**Problem to solve**
Identify each line in the records below that contains the word "title", and copy it.

::::

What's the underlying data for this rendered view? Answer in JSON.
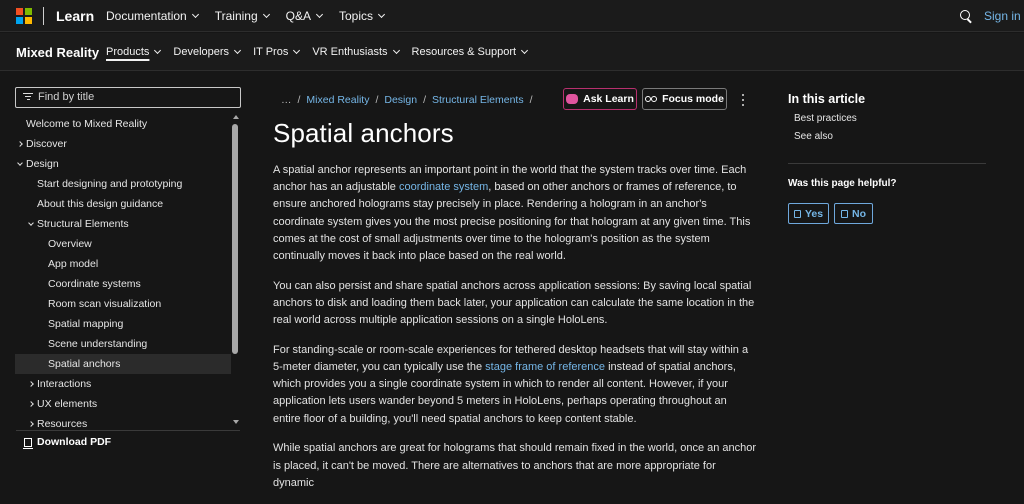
{
  "topbar": {
    "brand": "Learn",
    "nav": [
      "Documentation",
      "Training",
      "Q&A",
      "Topics"
    ],
    "signin": "Sign in",
    "logo_colors": [
      "#f25022",
      "#7fba00",
      "#00a4ef",
      "#ffb900"
    ]
  },
  "subbar": {
    "brand": "Mixed Reality",
    "nav": [
      "Products",
      "Developers",
      "IT Pros",
      "VR Enthusiasts",
      "Resources & Support"
    ]
  },
  "sidebar": {
    "filter_placeholder": "Find by title",
    "items": [
      {
        "label": "Welcome to Mixed Reality",
        "level": 0,
        "caret": "none"
      },
      {
        "label": "Discover",
        "level": 0,
        "caret": "right"
      },
      {
        "label": "Design",
        "level": 0,
        "caret": "down"
      },
      {
        "label": "Start designing and prototyping",
        "level": 1,
        "caret": "none"
      },
      {
        "label": "About this design guidance",
        "level": 1,
        "caret": "none"
      },
      {
        "label": "Structural Elements",
        "level": 1,
        "caret": "down"
      },
      {
        "label": "Overview",
        "level": 2,
        "caret": "none"
      },
      {
        "label": "App model",
        "level": 2,
        "caret": "none"
      },
      {
        "label": "Coordinate systems",
        "level": 2,
        "caret": "none"
      },
      {
        "label": "Room scan visualization",
        "level": 2,
        "caret": "none"
      },
      {
        "label": "Spatial mapping",
        "level": 2,
        "caret": "none"
      },
      {
        "label": "Scene understanding",
        "level": 2,
        "caret": "none"
      },
      {
        "label": "Spatial anchors",
        "level": 2,
        "caret": "none",
        "selected": true
      },
      {
        "label": "Interactions",
        "level": 1,
        "caret": "right"
      },
      {
        "label": "UX elements",
        "level": 1,
        "caret": "right"
      },
      {
        "label": "Resources",
        "level": 1,
        "caret": "right"
      }
    ],
    "download": "Download PDF"
  },
  "breadcrumb": {
    "more": "…",
    "items": [
      "Mixed Reality",
      "Design",
      "Structural Elements"
    ]
  },
  "actions": {
    "ask": "Ask Learn",
    "focus": "Focus mode",
    "ask_color": "#e0559e"
  },
  "article": {
    "title": "Spatial anchors",
    "p1_a": "A spatial anchor represents an important point in the world that the system tracks over time. Each anchor has an adjustable ",
    "p1_link": "coordinate system",
    "p1_b": ", based on other anchors or frames of reference, to ensure anchored holograms stay precisely in place. Rendering a hologram in an anchor's coordinate system gives you the most precise positioning for that hologram at any given time. This comes at the cost of small adjustments over time to the hologram's position as the system continually moves it back into place based on the real world.",
    "p2": "You can also persist and share spatial anchors across application sessions: By saving local spatial anchors to disk and loading them back later, your application can calculate the same location in the real world across multiple application sessions on a single HoloLens.",
    "p3_a": "For standing-scale or room-scale experiences for tethered desktop headsets that will stay within a 5-meter diameter, you can typically use the ",
    "p3_link": "stage frame of reference",
    "p3_b": " instead of spatial anchors, which provides you a single coordinate system in which to render all content. However, if your application lets users wander beyond 5 meters in HoloLens, perhaps operating throughout an entire floor of a building, you'll need spatial anchors to keep content stable.",
    "p4": "While spatial anchors are great for holograms that should remain fixed in the world, once an anchor is placed, it can't be moved. There are alternatives to anchors that are more appropriate for dynamic"
  },
  "rail": {
    "title": "In this article",
    "links": [
      "Best practices",
      "See also"
    ],
    "helpful": "Was this page helpful?",
    "yes": "Yes",
    "no": "No",
    "link_color": "#75b6e7"
  }
}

::::

**Answer**
    "filter_placeholder": "Find by title",
    "title": "Spatial anchors",
    "title": "In this article",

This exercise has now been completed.